■ **EXERCISE TASK**:
Reproduce every record below exactly as written, leaving out any pictures.

■ **LISTING**:
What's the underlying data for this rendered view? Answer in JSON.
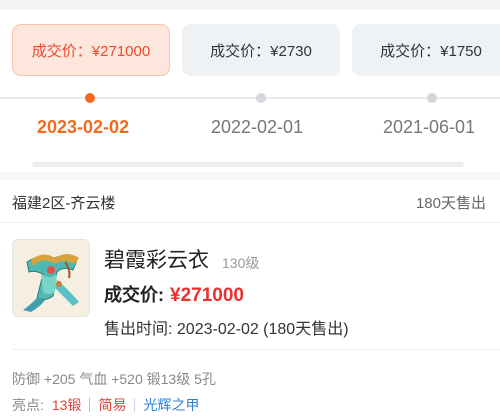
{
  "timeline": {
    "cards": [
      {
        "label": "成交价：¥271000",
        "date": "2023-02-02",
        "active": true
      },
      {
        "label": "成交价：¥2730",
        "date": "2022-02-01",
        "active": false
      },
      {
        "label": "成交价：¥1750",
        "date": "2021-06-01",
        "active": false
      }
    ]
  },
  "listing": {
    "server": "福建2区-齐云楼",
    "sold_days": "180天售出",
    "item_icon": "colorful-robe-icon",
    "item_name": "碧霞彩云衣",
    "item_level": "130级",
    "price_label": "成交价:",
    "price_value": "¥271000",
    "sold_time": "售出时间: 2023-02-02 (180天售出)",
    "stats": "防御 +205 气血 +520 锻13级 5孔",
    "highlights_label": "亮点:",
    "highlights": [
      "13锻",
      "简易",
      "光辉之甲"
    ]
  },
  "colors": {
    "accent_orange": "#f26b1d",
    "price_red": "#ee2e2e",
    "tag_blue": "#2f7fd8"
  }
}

■ **REPLY**:
What's the underlying data for this rendered view? Answer in JSON.
{
  "timeline": {
    "cards": [
      {
        "label": "成交价：¥271000",
        "date": "2023-02-02",
        "active": true
      },
      {
        "label": "成交价：¥2730",
        "date": "2022-02-01",
        "active": false
      },
      {
        "label": "成交价：¥1750",
        "date": "2021-06-01",
        "active": false
      }
    ]
  },
  "listing": {
    "server": "福建2区-齐云楼",
    "sold_days": "180天售出",
    "item_icon": "colorful-robe-icon",
    "item_name": "碧霞彩云衣",
    "item_level": "130级",
    "price_label": "成交价:",
    "price_value": "¥271000",
    "sold_time": "售出时间: 2023-02-02 (180天售出)",
    "stats": "防御 +205 气血 +520 锻13级 5孔",
    "highlights_label": "亮点:",
    "highlights": [
      "13锻",
      "简易",
      "光辉之甲"
    ]
  },
  "colors": {
    "accent_orange": "#f26b1d",
    "price_red": "#ee2e2e",
    "tag_blue": "#2f7fd8"
  }
}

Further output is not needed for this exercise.